What the exercise asks: Each line that holds the word "National" should be returned.

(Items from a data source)
-.-.-

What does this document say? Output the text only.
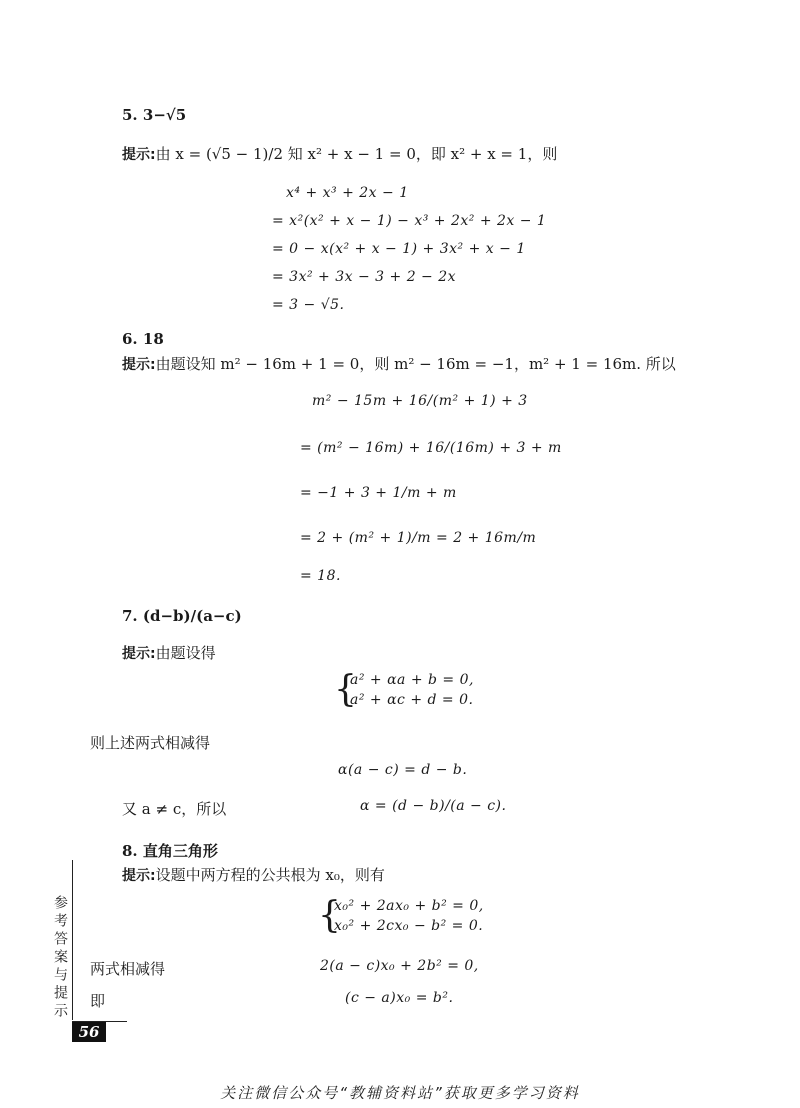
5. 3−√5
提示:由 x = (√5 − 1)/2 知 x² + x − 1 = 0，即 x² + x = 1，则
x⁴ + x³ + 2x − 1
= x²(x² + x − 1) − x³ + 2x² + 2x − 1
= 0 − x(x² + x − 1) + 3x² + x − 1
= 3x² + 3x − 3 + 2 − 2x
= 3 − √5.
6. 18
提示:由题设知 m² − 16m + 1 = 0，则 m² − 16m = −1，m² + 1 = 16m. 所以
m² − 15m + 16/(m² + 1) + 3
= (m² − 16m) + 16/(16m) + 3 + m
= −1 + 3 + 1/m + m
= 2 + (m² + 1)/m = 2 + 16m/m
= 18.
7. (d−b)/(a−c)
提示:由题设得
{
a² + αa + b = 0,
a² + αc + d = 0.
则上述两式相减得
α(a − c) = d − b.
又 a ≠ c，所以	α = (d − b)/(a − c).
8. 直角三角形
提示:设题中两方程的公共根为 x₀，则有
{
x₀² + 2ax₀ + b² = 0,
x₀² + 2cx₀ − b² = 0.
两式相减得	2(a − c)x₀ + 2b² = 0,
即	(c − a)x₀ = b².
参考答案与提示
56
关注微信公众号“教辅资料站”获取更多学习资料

-.-.-

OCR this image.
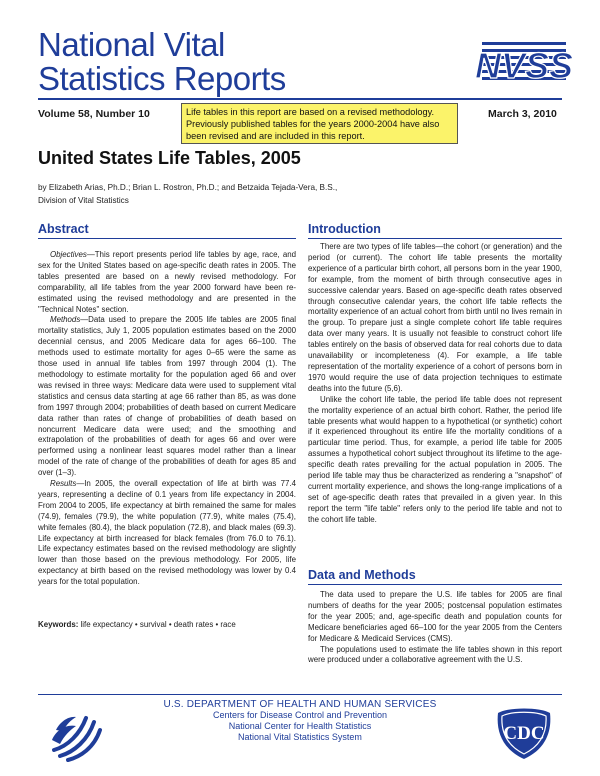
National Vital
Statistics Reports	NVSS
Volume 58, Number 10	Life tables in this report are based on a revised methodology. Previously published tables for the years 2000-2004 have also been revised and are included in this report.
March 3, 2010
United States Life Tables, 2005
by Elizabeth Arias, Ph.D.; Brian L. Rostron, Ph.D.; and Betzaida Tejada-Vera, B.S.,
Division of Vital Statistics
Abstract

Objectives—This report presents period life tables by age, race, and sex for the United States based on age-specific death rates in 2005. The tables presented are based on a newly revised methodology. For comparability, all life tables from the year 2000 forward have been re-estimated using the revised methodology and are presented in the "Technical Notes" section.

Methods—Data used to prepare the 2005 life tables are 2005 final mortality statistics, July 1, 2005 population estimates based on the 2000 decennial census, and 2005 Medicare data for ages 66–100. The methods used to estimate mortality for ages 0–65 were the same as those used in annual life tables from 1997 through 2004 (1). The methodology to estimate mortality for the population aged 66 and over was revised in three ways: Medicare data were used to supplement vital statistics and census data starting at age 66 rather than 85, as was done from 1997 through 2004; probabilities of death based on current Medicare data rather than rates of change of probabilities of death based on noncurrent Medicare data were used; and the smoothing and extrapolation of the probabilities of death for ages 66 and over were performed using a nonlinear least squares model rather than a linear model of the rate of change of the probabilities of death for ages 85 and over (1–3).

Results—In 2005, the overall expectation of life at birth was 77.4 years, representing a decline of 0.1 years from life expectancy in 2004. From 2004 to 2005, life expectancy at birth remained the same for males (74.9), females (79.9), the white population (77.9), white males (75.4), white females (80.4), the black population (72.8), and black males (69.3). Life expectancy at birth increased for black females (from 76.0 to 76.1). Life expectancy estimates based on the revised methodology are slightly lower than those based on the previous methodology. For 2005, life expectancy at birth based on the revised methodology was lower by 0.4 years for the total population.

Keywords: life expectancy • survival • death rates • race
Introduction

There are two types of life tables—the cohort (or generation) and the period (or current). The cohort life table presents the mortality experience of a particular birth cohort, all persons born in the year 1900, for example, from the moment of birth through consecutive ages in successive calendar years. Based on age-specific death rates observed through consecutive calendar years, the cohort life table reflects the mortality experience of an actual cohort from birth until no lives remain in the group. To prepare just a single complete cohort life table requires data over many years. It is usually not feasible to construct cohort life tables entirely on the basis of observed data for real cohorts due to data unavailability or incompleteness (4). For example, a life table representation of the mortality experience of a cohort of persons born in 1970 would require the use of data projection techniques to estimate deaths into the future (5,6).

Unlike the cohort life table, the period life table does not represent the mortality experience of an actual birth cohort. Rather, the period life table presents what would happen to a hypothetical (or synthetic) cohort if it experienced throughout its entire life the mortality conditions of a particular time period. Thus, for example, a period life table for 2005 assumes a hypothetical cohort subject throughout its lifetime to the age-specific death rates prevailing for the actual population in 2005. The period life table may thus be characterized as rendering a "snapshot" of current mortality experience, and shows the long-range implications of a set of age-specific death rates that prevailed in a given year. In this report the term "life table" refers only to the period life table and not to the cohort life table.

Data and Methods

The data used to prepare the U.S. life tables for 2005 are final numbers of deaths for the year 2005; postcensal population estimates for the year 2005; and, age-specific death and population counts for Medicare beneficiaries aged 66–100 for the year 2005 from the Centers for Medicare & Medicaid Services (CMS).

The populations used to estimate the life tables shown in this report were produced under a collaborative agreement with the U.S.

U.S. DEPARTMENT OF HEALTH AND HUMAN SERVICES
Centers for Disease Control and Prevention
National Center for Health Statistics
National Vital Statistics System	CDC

-.-.-

Solved problem:
National Vital
National Center for Health Statistics
National Vital Statistics System	CDC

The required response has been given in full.